INFORMATION SHOWN start

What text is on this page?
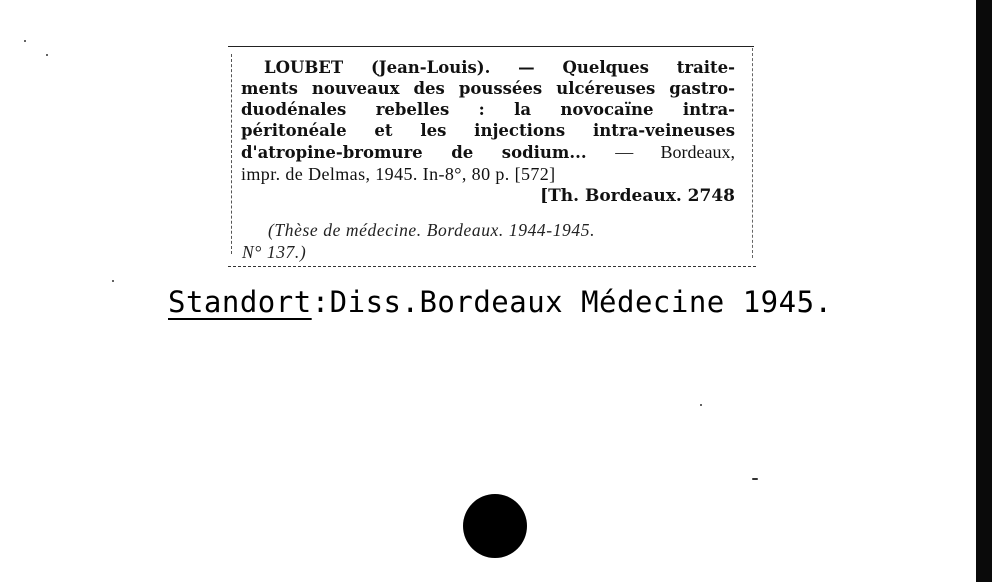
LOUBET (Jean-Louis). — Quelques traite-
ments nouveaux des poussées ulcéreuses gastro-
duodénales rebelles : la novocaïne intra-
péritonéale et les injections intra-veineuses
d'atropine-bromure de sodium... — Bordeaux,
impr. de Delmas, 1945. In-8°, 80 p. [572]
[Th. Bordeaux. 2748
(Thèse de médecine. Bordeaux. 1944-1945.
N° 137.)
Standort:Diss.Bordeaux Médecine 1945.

INFORMATION SHOWN end
INFORMATION SHOWN start

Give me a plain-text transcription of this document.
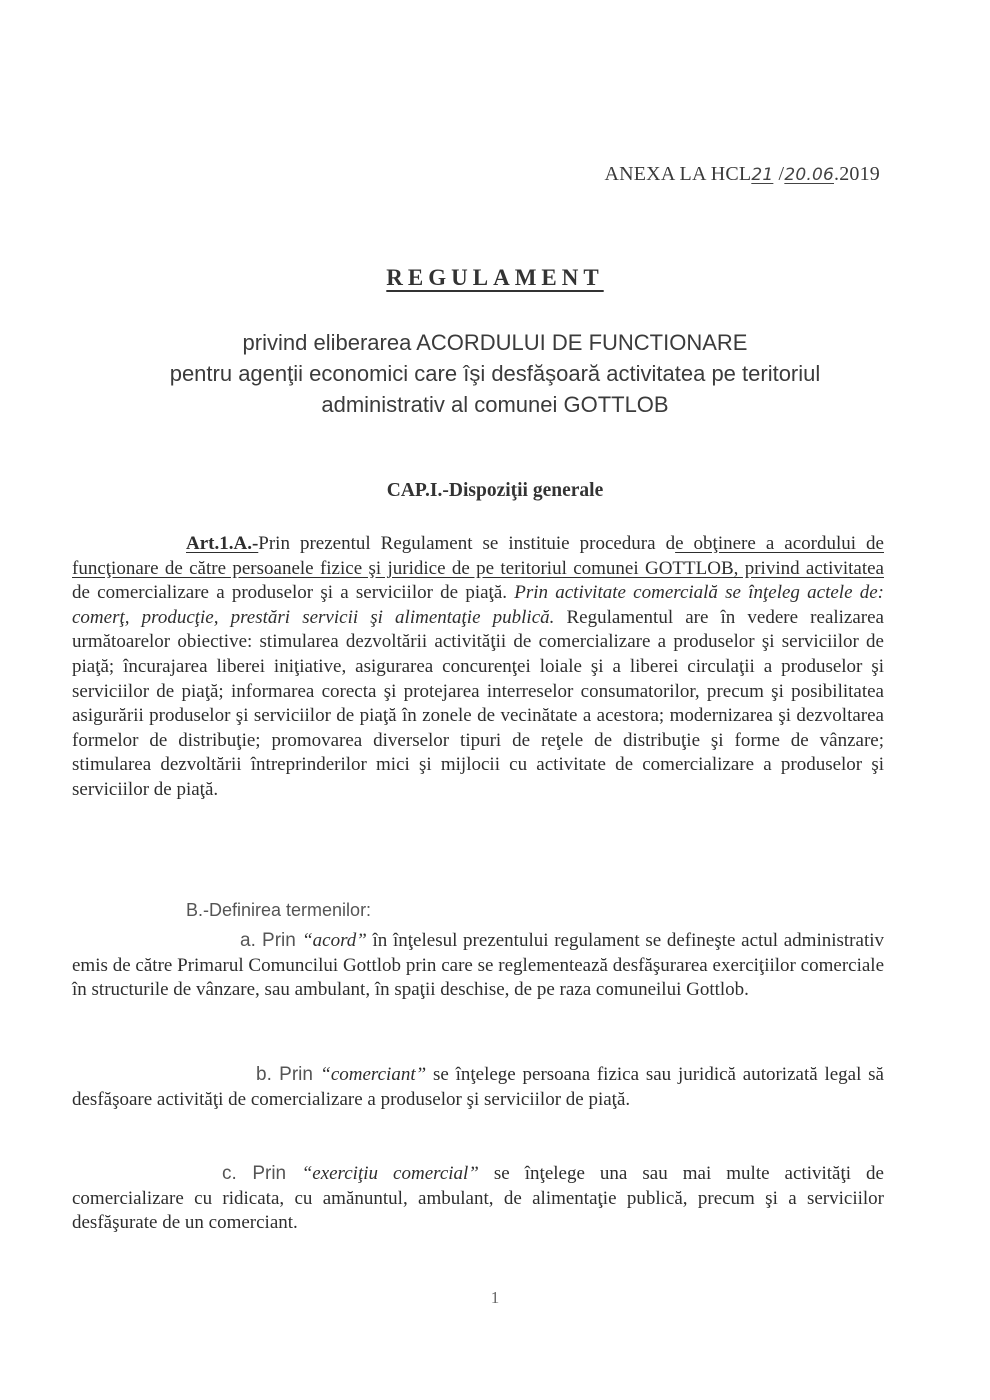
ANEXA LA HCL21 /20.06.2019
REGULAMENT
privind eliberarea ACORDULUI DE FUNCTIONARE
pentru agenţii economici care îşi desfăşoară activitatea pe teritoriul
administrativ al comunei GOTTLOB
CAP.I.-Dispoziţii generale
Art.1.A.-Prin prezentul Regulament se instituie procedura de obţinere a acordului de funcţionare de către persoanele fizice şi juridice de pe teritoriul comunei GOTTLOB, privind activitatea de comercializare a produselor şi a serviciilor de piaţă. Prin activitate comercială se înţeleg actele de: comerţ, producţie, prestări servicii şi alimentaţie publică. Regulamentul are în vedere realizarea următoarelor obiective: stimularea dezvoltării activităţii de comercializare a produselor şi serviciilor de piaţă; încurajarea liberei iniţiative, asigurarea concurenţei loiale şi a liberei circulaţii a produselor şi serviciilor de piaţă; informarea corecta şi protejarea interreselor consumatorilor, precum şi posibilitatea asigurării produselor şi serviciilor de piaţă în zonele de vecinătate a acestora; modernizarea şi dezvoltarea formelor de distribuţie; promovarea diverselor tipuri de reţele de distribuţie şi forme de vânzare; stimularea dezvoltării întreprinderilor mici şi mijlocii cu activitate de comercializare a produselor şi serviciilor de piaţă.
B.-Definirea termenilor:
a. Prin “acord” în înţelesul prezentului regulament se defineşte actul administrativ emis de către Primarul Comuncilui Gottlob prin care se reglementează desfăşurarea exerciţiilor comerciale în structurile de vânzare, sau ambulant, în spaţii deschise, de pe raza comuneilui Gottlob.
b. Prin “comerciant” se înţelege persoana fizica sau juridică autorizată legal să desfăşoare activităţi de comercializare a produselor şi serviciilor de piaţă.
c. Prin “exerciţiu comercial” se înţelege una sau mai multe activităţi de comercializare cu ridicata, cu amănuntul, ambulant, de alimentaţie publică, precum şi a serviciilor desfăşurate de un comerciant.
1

INFORMATION SHOWN end

▸ TASK OBJECTIVE
From the listing above, pick out every line containing "text".

▸ CORRECT RESULT
What text is on this page?
Give me a plain-text transcription of this document.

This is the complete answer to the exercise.